Data entries for graphics

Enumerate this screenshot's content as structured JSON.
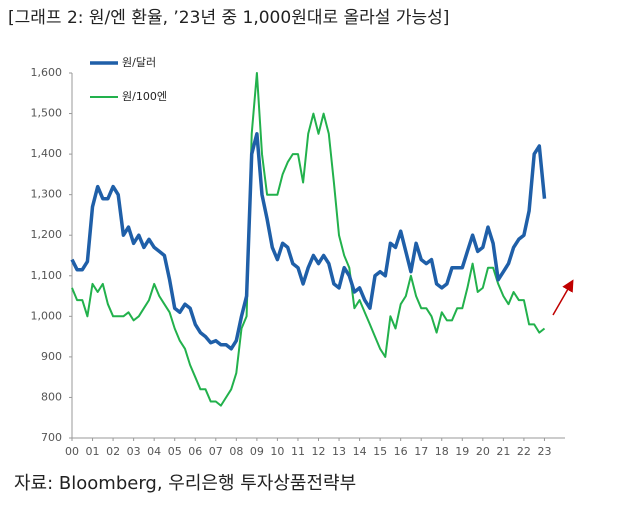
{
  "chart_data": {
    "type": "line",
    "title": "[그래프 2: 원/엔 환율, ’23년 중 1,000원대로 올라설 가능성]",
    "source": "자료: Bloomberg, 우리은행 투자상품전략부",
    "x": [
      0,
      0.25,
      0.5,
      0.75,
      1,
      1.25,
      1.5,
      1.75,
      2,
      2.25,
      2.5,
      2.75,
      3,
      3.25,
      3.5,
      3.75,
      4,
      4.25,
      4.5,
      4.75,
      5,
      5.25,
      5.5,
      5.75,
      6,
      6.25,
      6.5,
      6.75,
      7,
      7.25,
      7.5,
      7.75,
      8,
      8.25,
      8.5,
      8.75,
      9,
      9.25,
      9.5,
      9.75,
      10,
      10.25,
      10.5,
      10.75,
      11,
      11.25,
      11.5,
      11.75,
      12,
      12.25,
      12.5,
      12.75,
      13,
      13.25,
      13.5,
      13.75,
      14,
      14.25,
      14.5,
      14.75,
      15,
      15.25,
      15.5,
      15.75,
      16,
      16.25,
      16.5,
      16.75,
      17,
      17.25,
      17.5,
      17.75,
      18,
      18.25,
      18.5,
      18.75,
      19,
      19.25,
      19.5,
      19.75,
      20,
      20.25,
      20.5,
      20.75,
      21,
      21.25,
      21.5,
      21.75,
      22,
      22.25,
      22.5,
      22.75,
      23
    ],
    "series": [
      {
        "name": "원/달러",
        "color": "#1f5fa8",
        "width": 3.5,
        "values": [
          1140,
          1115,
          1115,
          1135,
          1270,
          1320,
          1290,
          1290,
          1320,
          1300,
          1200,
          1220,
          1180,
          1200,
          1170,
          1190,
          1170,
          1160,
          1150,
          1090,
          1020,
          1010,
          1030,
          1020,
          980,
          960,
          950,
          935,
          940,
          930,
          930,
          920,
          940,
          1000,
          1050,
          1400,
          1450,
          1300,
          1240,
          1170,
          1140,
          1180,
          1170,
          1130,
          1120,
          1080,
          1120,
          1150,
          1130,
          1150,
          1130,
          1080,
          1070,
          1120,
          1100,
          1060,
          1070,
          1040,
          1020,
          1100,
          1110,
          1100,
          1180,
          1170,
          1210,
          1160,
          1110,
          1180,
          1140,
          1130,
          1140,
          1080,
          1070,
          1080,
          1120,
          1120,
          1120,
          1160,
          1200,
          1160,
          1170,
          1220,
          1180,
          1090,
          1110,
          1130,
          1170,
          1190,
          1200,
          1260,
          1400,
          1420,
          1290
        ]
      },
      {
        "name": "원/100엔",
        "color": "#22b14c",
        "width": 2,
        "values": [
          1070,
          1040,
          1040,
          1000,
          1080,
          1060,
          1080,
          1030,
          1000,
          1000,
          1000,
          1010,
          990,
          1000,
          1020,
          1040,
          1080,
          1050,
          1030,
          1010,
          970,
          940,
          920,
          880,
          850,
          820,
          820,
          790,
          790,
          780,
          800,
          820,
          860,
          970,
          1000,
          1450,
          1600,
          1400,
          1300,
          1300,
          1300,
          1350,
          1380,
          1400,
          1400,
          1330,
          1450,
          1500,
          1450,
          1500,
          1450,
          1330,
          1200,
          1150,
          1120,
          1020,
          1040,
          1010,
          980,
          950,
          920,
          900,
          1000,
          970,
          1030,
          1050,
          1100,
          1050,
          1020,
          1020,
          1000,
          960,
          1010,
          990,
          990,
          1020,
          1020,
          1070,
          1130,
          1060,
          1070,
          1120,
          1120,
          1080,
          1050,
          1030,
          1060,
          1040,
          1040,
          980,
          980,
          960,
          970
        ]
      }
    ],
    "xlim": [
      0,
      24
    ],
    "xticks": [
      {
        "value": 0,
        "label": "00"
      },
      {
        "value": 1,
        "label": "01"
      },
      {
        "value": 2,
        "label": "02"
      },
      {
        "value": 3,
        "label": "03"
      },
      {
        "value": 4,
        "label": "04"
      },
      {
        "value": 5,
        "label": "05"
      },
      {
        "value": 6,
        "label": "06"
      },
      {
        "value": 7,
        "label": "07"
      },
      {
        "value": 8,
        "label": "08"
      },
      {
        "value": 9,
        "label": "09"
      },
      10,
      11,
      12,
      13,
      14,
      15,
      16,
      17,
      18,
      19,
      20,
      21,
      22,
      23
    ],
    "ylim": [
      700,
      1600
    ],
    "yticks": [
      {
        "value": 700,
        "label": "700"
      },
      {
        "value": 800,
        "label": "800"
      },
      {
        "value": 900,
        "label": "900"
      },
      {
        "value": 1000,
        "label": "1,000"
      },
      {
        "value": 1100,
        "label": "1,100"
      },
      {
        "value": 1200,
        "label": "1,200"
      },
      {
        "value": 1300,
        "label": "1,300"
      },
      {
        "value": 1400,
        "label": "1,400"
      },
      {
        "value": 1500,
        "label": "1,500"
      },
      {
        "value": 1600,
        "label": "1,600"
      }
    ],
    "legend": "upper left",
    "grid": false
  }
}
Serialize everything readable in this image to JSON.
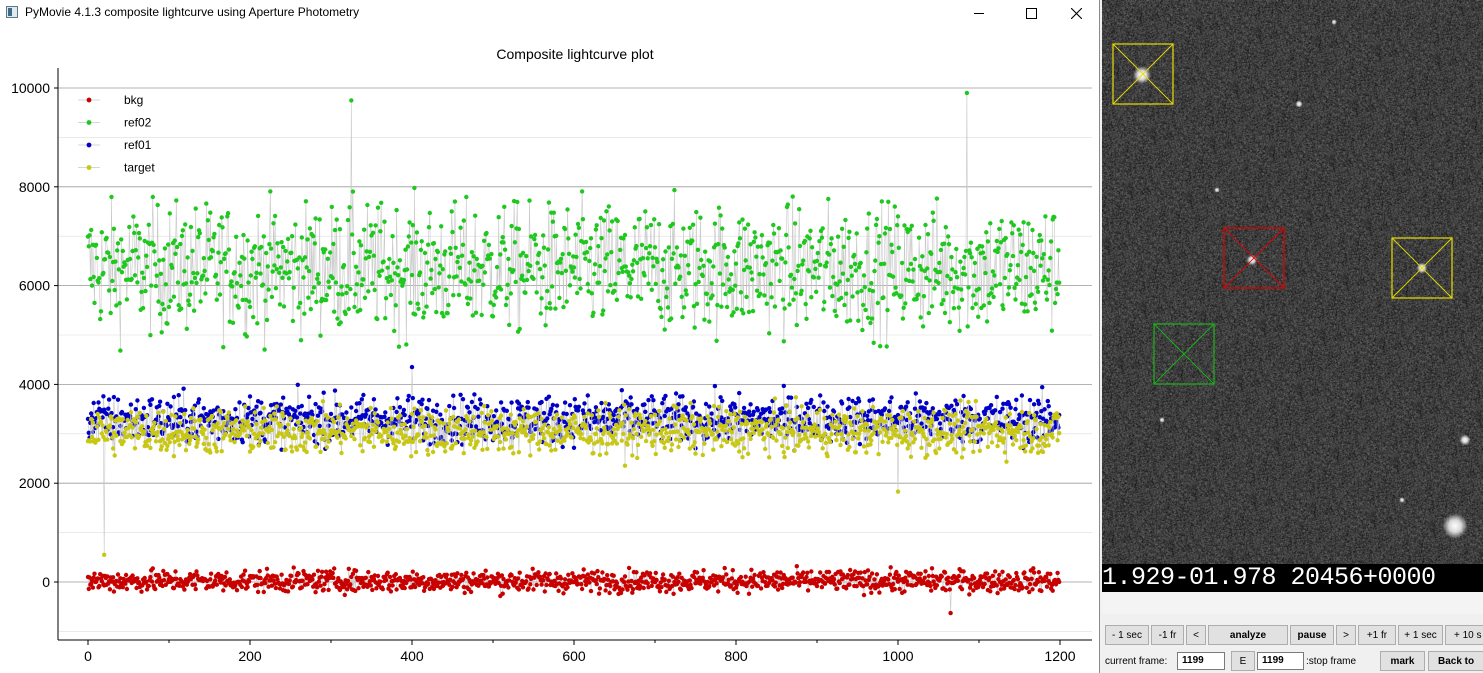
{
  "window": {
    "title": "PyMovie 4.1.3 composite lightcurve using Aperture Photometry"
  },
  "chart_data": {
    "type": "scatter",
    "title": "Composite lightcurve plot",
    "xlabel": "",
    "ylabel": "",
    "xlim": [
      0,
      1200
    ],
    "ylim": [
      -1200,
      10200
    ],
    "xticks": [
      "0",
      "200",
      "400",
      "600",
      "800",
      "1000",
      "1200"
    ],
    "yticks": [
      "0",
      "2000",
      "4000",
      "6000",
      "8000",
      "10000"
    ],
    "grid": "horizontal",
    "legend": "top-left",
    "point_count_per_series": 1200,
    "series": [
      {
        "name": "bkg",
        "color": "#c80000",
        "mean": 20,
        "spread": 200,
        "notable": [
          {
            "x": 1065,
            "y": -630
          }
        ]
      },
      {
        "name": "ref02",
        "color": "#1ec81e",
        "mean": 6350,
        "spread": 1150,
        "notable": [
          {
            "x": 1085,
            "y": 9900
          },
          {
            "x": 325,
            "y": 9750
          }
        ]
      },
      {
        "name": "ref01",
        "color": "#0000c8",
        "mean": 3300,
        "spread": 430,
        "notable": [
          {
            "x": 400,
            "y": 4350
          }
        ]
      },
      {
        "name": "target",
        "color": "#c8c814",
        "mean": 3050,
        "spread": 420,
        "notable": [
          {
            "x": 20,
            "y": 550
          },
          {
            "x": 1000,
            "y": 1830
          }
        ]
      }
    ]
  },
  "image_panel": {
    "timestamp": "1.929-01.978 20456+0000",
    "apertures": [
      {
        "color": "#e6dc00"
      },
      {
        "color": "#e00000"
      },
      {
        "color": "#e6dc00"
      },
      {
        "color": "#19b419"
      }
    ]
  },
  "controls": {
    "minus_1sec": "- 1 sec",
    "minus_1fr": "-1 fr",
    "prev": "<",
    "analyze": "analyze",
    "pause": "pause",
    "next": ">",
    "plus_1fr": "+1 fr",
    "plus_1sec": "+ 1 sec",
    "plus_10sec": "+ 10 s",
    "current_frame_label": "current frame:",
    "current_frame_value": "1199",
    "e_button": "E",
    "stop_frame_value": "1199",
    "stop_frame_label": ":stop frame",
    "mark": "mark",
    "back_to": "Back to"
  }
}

**WRITTEN INSTRUCTION**
Find the lines above that include the string "JSON" and copy them.

**RESPONSE**
Enumerate this screenshot's content as structured JSON.
Serialize everything readable in this image to JSON.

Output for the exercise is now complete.